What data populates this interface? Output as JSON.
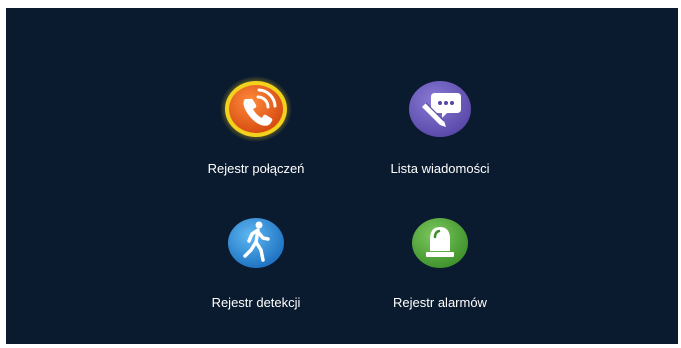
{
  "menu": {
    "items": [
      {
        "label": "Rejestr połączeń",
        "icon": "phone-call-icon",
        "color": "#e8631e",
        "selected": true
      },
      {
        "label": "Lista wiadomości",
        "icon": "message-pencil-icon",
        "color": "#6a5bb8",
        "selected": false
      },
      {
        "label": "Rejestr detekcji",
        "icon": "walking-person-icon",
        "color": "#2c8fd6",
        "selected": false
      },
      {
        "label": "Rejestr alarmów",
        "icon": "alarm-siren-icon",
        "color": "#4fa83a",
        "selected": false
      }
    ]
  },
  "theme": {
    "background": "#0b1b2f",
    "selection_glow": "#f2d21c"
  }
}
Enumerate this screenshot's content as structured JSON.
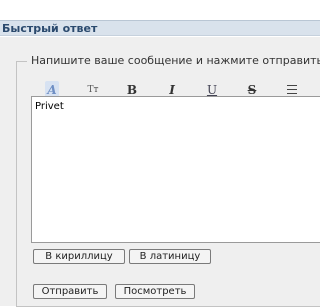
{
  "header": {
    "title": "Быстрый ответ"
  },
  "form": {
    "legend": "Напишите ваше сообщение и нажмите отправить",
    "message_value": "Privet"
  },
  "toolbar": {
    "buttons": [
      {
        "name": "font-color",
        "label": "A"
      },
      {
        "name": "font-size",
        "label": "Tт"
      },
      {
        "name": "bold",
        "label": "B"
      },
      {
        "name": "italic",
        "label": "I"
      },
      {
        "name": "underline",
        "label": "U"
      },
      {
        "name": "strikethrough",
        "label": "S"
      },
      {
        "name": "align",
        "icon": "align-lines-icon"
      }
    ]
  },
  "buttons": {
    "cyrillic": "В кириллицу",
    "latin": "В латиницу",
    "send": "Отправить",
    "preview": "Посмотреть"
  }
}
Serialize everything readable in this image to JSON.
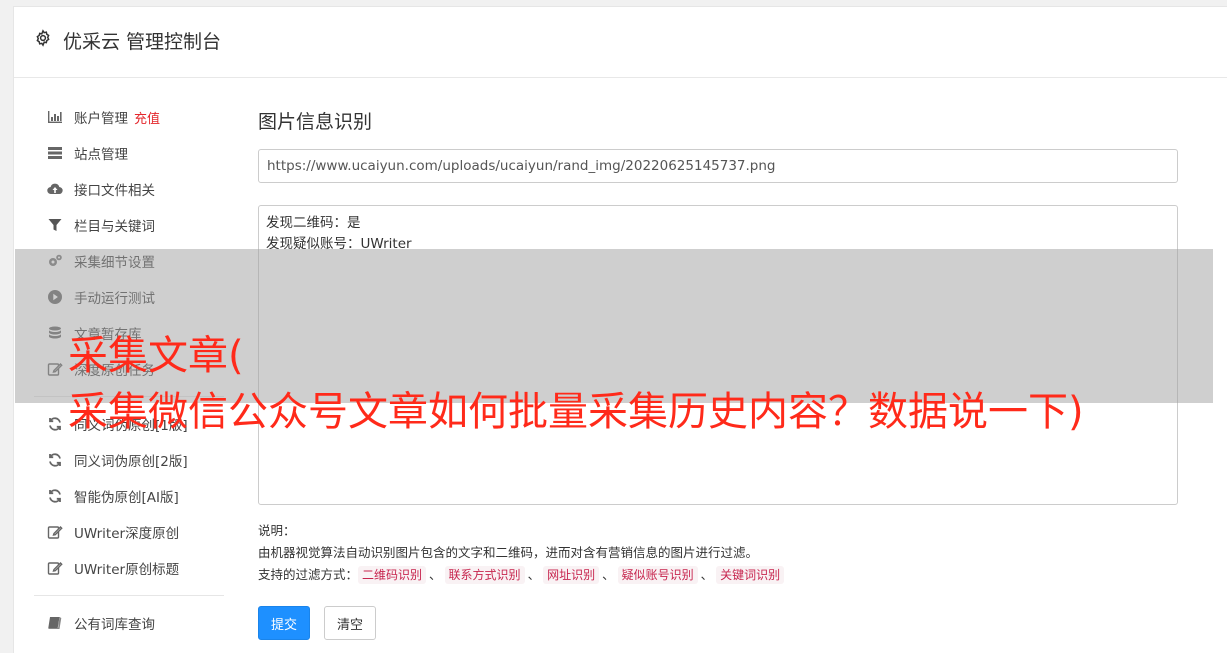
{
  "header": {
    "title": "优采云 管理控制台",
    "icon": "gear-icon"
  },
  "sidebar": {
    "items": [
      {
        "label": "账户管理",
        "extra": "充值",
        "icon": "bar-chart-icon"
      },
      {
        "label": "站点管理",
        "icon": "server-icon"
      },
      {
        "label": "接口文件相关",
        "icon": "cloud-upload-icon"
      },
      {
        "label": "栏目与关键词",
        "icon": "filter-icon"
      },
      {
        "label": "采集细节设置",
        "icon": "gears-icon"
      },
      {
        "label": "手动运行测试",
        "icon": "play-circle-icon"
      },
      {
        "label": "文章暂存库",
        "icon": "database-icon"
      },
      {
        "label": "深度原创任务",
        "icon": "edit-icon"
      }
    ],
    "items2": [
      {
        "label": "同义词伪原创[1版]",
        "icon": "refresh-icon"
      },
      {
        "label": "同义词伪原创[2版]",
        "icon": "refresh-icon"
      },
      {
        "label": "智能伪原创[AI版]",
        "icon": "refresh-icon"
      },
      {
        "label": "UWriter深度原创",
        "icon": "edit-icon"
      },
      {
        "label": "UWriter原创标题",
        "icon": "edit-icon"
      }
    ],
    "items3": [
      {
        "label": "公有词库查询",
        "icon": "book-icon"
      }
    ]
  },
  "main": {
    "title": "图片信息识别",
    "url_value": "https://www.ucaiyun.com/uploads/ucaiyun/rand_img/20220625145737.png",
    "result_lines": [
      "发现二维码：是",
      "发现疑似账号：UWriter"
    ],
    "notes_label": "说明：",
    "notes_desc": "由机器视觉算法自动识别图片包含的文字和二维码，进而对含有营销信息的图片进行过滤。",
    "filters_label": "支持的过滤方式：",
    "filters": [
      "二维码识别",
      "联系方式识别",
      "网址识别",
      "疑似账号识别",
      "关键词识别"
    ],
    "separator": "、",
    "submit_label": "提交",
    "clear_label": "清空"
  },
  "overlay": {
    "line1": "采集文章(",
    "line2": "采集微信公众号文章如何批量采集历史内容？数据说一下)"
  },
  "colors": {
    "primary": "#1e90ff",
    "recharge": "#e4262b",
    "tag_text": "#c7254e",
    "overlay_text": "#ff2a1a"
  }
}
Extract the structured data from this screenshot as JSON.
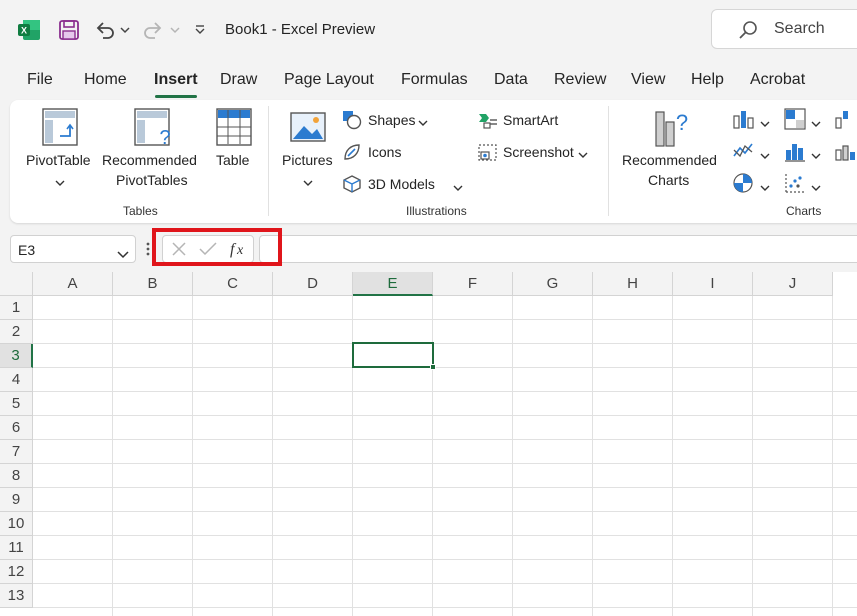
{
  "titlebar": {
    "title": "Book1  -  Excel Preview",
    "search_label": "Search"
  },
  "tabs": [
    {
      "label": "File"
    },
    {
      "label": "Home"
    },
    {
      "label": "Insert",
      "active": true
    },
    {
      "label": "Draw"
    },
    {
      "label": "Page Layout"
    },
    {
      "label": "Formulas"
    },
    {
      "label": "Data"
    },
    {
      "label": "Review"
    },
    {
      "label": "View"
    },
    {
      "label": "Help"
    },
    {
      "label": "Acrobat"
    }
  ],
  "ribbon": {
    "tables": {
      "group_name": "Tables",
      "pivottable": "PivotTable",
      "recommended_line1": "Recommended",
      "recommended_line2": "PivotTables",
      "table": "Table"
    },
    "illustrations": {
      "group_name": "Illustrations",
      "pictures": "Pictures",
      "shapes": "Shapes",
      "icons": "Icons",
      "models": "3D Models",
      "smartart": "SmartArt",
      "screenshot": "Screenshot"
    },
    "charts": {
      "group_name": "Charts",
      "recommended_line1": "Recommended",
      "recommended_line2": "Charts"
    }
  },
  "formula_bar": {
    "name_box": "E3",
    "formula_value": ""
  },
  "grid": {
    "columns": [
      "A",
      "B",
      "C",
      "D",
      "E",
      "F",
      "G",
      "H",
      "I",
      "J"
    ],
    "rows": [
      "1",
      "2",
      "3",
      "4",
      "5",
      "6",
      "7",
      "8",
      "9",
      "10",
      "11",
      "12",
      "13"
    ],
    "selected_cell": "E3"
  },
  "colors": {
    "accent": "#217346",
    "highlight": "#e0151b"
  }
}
+-------+
_What you should do_. Reproduce every entry word for word, but skip any pictures.

_Result_.
What data populates this interface? Output as JSON.
{
  "menu": {
    "items": [
      {
        "label": "Rejestr połączeń",
        "icon": "phone-call-icon",
        "color": "#e8631e",
        "selected": true
      },
      {
        "label": "Lista wiadomości",
        "icon": "message-pencil-icon",
        "color": "#6a5bb8",
        "selected": false
      },
      {
        "label": "Rejestr detekcji",
        "icon": "walking-person-icon",
        "color": "#2c8fd6",
        "selected": false
      },
      {
        "label": "Rejestr alarmów",
        "icon": "alarm-siren-icon",
        "color": "#4fa83a",
        "selected": false
      }
    ]
  },
  "theme": {
    "background": "#0b1b2f",
    "selection_glow": "#f2d21c"
  }
}
Enumerate this screenshot's content as structured JSON.
{
  "header": {
    "title": "Быстрый ответ"
  },
  "form": {
    "legend": "Напишите ваше сообщение и нажмите отправить",
    "message_value": "Privet"
  },
  "toolbar": {
    "buttons": [
      {
        "name": "font-color",
        "label": "A"
      },
      {
        "name": "font-size",
        "label": "Tт"
      },
      {
        "name": "bold",
        "label": "B"
      },
      {
        "name": "italic",
        "label": "I"
      },
      {
        "name": "underline",
        "label": "U"
      },
      {
        "name": "strikethrough",
        "label": "S"
      },
      {
        "name": "align",
        "icon": "align-lines-icon"
      }
    ]
  },
  "buttons": {
    "cyrillic": "В кириллицу",
    "latin": "В латиницу",
    "send": "Отправить",
    "preview": "Посмотреть"
  }
}
Serialize everything readable in this image to JSON.
{
  "header": {
    "title": "优采云 管理控制台",
    "icon": "gear-icon"
  },
  "sidebar": {
    "items": [
      {
        "label": "账户管理",
        "extra": "充值",
        "icon": "bar-chart-icon"
      },
      {
        "label": "站点管理",
        "icon": "server-icon"
      },
      {
        "label": "接口文件相关",
        "icon": "cloud-upload-icon"
      },
      {
        "label": "栏目与关键词",
        "icon": "filter-icon"
      },
      {
        "label": "采集细节设置",
        "icon": "gears-icon"
      },
      {
        "label": "手动运行测试",
        "icon": "play-circle-icon"
      },
      {
        "label": "文章暂存库",
        "icon": "database-icon"
      },
      {
        "label": "深度原创任务",
        "icon": "edit-icon"
      }
    ],
    "items2": [
      {
        "label": "同义词伪原创[1版]",
        "icon": "refresh-icon"
      },
      {
        "label": "同义词伪原创[2版]",
        "icon": "refresh-icon"
      },
      {
        "label": "智能伪原创[AI版]",
        "icon": "refresh-icon"
      },
      {
        "label": "UWriter深度原创",
        "icon": "edit-icon"
      },
      {
        "label": "UWriter原创标题",
        "icon": "edit-icon"
      }
    ],
    "items3": [
      {
        "label": "公有词库查询",
        "icon": "book-icon"
      }
    ]
  },
  "main": {
    "title": "图片信息识别",
    "url_value": "https://www.ucaiyun.com/uploads/ucaiyun/rand_img/20220625145737.png",
    "result_lines": [
      "发现二维码：是",
      "发现疑似账号：UWriter"
    ],
    "notes_label": "说明：",
    "notes_desc": "由机器视觉算法自动识别图片包含的文字和二维码，进而对含有营销信息的图片进行过滤。",
    "filters_label": "支持的过滤方式：",
    "filters": [
      "二维码识别",
      "联系方式识别",
      "网址识别",
      "疑似账号识别",
      "关键词识别"
    ],
    "separator": "、",
    "submit_label": "提交",
    "clear_label": "清空"
  },
  "overlay": {
    "line1": "采集文章(",
    "line2": "采集微信公众号文章如何批量采集历史内容？数据说一下)"
  },
  "colors": {
    "primary": "#1e90ff",
    "recharge": "#e4262b",
    "tag_text": "#c7254e",
    "overlay_text": "#ff2a1a"
  }
}
Extract the structured data from this screenshot as JSON.
{
  "titlebar": {
    "title": "Book1  -  Excel Preview",
    "search_label": "Search"
  },
  "tabs": [
    {
      "label": "File"
    },
    {
      "label": "Home"
    },
    {
      "label": "Insert",
      "active": true
    },
    {
      "label": "Draw"
    },
    {
      "label": "Page Layout"
    },
    {
      "label": "Formulas"
    },
    {
      "label": "Data"
    },
    {
      "label": "Review"
    },
    {
      "label": "View"
    },
    {
      "label": "Help"
    },
    {
      "label": "Acrobat"
    }
  ],
  "ribbon": {
    "tables": {
      "group_name": "Tables",
      "pivottable": "PivotTable",
      "recommended_line1": "Recommended",
      "recommended_line2": "PivotTables",
      "table": "Table"
    },
    "illustrations": {
      "group_name": "Illustrations",
      "pictures": "Pictures",
      "shapes": "Shapes",
      "icons": "Icons",
      "models": "3D Models",
      "smartart": "SmartArt",
      "screenshot": "Screenshot"
    },
    "charts": {
      "group_name": "Charts",
      "recommended_line1": "Recommended",
      "recommended_line2": "Charts"
    }
  },
  "formula_bar": {
    "name_box": "E3",
    "formula_value": ""
  },
  "grid": {
    "columns": [
      "A",
      "B",
      "C",
      "D",
      "E",
      "F",
      "G",
      "H",
      "I",
      "J"
    ],
    "rows": [
      "1",
      "2",
      "3",
      "4",
      "5",
      "6",
      "7",
      "8",
      "9",
      "10",
      "11",
      "12",
      "13"
    ],
    "selected_cell": "E3"
  },
  "colors": {
    "accent": "#217346",
    "highlight": "#e0151b"
  }
}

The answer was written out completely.